Task objective: Copy every line of the data that contains the string "przez".

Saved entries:
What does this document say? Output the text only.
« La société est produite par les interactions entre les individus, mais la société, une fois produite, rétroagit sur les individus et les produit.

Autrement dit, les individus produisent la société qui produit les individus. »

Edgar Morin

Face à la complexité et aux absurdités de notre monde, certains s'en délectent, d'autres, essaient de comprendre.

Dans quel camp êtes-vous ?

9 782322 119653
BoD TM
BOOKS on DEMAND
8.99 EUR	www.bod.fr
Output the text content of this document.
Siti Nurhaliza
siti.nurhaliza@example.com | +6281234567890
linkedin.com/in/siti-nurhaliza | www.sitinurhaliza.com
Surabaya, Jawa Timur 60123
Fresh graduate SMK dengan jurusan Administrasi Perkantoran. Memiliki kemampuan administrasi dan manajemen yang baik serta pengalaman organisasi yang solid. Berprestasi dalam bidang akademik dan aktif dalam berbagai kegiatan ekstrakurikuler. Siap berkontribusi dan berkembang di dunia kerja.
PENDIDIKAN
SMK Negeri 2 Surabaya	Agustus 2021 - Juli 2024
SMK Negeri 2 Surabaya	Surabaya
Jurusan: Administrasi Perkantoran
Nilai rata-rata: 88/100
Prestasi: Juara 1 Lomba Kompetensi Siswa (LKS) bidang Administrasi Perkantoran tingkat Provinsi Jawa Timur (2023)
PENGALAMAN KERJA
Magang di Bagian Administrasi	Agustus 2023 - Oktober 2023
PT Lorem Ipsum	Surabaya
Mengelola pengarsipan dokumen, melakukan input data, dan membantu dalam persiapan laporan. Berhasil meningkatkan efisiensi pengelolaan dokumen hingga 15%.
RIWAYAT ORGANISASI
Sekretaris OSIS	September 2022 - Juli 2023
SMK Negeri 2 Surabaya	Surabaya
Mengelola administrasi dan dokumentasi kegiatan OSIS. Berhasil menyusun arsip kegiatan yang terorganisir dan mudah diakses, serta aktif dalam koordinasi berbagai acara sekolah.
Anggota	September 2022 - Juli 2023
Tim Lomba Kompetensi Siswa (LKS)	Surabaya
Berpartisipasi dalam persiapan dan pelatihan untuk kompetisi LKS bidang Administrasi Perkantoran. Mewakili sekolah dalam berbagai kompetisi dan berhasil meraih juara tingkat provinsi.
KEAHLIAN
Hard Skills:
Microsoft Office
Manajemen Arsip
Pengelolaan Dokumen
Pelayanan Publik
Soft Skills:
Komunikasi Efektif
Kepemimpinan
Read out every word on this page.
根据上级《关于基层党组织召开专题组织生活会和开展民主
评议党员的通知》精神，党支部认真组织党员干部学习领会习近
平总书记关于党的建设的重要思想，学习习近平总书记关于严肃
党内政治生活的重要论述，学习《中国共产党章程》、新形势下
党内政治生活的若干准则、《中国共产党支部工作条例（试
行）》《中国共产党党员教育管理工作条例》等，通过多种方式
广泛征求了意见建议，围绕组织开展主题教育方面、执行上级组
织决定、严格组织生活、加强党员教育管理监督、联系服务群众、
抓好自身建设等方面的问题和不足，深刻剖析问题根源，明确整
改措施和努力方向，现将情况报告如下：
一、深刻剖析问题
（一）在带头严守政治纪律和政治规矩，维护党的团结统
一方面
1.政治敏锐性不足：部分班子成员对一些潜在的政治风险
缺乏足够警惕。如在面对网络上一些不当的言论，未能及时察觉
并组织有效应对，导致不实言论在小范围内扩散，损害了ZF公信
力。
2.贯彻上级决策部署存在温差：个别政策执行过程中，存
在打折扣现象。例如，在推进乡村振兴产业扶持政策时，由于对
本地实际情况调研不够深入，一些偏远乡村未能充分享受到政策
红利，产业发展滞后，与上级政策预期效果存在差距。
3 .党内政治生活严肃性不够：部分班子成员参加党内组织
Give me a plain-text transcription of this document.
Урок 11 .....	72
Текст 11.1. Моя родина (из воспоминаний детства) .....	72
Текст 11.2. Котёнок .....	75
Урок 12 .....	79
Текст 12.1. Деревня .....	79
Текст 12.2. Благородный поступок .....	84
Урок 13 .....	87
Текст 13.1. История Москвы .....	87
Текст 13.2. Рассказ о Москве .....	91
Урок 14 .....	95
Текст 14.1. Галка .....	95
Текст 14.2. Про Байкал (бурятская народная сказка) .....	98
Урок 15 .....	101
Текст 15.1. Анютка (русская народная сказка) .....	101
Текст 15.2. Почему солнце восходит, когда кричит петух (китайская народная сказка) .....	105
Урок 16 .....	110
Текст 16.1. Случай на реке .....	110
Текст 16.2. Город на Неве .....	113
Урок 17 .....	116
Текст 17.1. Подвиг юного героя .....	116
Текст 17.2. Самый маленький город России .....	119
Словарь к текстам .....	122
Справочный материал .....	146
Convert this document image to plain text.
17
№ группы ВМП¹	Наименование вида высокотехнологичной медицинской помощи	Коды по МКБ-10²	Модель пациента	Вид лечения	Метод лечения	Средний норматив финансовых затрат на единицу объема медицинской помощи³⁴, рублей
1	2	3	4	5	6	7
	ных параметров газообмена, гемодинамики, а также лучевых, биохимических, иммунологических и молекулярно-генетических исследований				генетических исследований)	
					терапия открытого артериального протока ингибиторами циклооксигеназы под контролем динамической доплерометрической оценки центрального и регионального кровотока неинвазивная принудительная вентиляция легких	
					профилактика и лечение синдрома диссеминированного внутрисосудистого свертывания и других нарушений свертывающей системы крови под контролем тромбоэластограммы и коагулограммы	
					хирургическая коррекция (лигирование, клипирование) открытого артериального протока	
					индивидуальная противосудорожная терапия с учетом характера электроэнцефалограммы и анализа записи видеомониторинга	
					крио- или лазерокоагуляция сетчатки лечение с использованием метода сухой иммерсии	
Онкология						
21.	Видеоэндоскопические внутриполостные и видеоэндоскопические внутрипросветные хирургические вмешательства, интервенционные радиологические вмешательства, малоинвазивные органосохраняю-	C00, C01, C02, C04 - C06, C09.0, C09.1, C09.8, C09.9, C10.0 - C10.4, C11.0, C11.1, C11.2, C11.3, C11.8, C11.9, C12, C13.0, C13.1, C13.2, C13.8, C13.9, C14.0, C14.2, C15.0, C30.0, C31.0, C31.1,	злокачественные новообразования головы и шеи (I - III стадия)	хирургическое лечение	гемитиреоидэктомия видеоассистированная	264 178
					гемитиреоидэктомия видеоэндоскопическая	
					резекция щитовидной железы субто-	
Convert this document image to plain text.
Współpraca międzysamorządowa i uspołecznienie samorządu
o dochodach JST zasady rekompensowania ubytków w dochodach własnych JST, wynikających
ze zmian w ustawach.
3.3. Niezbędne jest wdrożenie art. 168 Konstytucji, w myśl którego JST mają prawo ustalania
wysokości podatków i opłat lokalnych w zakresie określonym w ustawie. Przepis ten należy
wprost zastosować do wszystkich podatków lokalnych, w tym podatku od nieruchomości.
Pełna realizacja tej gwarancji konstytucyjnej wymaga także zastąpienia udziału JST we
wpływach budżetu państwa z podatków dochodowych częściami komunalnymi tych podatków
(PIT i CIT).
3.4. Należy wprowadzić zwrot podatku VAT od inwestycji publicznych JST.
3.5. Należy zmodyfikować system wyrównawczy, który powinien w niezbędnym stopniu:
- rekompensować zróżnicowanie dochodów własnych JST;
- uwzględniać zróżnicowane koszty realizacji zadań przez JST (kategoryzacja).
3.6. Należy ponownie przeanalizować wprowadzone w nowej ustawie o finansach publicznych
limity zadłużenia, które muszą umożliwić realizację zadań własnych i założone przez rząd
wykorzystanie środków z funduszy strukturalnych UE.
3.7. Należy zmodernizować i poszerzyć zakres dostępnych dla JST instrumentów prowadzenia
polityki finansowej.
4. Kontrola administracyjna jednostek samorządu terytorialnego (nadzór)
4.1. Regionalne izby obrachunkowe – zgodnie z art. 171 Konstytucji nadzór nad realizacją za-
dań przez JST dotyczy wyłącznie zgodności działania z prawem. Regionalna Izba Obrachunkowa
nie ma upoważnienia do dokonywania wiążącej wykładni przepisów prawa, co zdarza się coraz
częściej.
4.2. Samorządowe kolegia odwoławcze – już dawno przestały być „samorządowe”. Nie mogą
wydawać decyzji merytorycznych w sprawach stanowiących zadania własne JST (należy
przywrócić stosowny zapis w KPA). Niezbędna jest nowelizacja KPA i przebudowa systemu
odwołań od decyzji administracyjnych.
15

Exercise result:
- uwzględniać zróżnicowane koszty realizacji zadań przez JST (kategoryzacja).
limity zadłużenia, które muszą umożliwić realizację zadań własnych i założone przez rząd
dań przez JST dotyczy wyłącznie zgodności działania z prawem. Regionalna Izba Obrachunkowa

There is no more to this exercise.